§ Records for the task:
-- -- --
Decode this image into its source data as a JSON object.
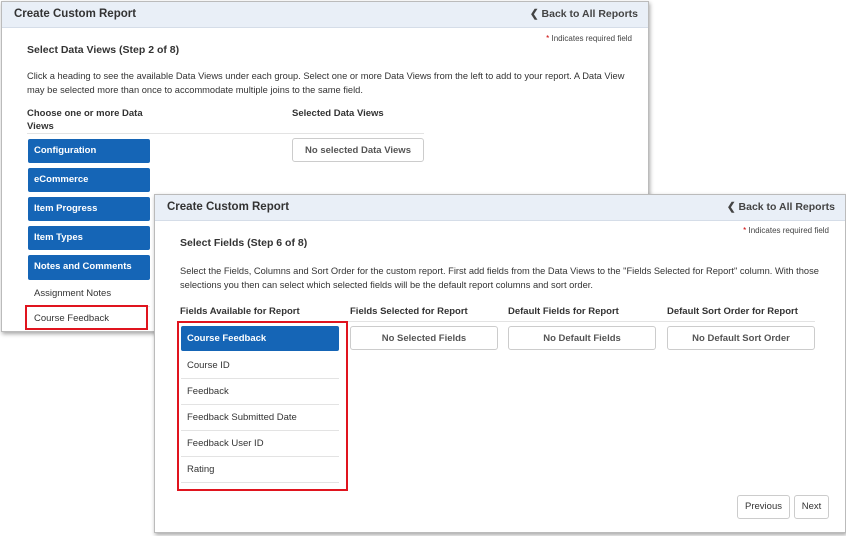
{
  "win1": {
    "title": "Create Custom Report",
    "back": "Back to All Reports",
    "required": "Indicates required field",
    "required_mark": "*",
    "heading": "Select Data Views (Step 2 of 8)",
    "desc": "Click a heading to see the available Data Views under each group. Select one or more Data Views from the left to add to your report. A Data View may be selected more than once to accommodate multiple joins to the same field.",
    "col_left": "Choose one or more Data Views",
    "col_right": "Selected Data Views",
    "empty": "No selected Data Views",
    "groups": [
      "Configuration",
      "eCommerce",
      "Item Progress",
      "Item Types",
      "Notes and Comments"
    ],
    "items": [
      "Assignment Notes",
      "Course Feedback"
    ]
  },
  "win2": {
    "title": "Create Custom Report",
    "back": "Back to All Reports",
    "required": "Indicates required field",
    "required_mark": "*",
    "heading": "Select Fields (Step 6 of 8)",
    "desc": "Select the Fields, Columns and Sort Order for the custom report. First add fields from the Data Views to the \"Fields Selected for Report\" column. With those selections you then can select which selected fields will be the default report columns and sort order.",
    "cols": [
      "Fields Available for Report",
      "Fields Selected for Report",
      "Default Fields for Report",
      "Default Sort Order for Report"
    ],
    "empty": [
      "No Selected Fields",
      "No Default Fields",
      "No Default Sort Order"
    ],
    "group": "Course Feedback",
    "fields": [
      "Course ID",
      "Feedback",
      "Feedback Submitted Date",
      "Feedback User ID",
      "Rating"
    ],
    "prev": "Previous",
    "next": "Next"
  }
}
-- -- --
§ What this task involves: Leave the images out, please, and restate each line word for word.

§ Task response:
Decode this image into its source data as a JSON object.
{
  "win1": {
    "title": "Create Custom Report",
    "back": "Back to All Reports",
    "required": "Indicates required field",
    "required_mark": "*",
    "heading": "Select Data Views (Step 2 of 8)",
    "desc": "Click a heading to see the available Data Views under each group. Select one or more Data Views from the left to add to your report. A Data View may be selected more than once to accommodate multiple joins to the same field.",
    "col_left": "Choose one or more Data Views",
    "col_right": "Selected Data Views",
    "empty": "No selected Data Views",
    "groups": [
      "Configuration",
      "eCommerce",
      "Item Progress",
      "Item Types",
      "Notes and Comments"
    ],
    "items": [
      "Assignment Notes",
      "Course Feedback"
    ]
  },
  "win2": {
    "title": "Create Custom Report",
    "back": "Back to All Reports",
    "required": "Indicates required field",
    "required_mark": "*",
    "heading": "Select Fields (Step 6 of 8)",
    "desc": "Select the Fields, Columns and Sort Order for the custom report. First add fields from the Data Views to the \"Fields Selected for Report\" column. With those selections you then can select which selected fields will be the default report columns and sort order.",
    "cols": [
      "Fields Available for Report",
      "Fields Selected for Report",
      "Default Fields for Report",
      "Default Sort Order for Report"
    ],
    "empty": [
      "No Selected Fields",
      "No Default Fields",
      "No Default Sort Order"
    ],
    "group": "Course Feedback",
    "fields": [
      "Course ID",
      "Feedback",
      "Feedback Submitted Date",
      "Feedback User ID",
      "Rating"
    ],
    "prev": "Previous",
    "next": "Next"
  }
}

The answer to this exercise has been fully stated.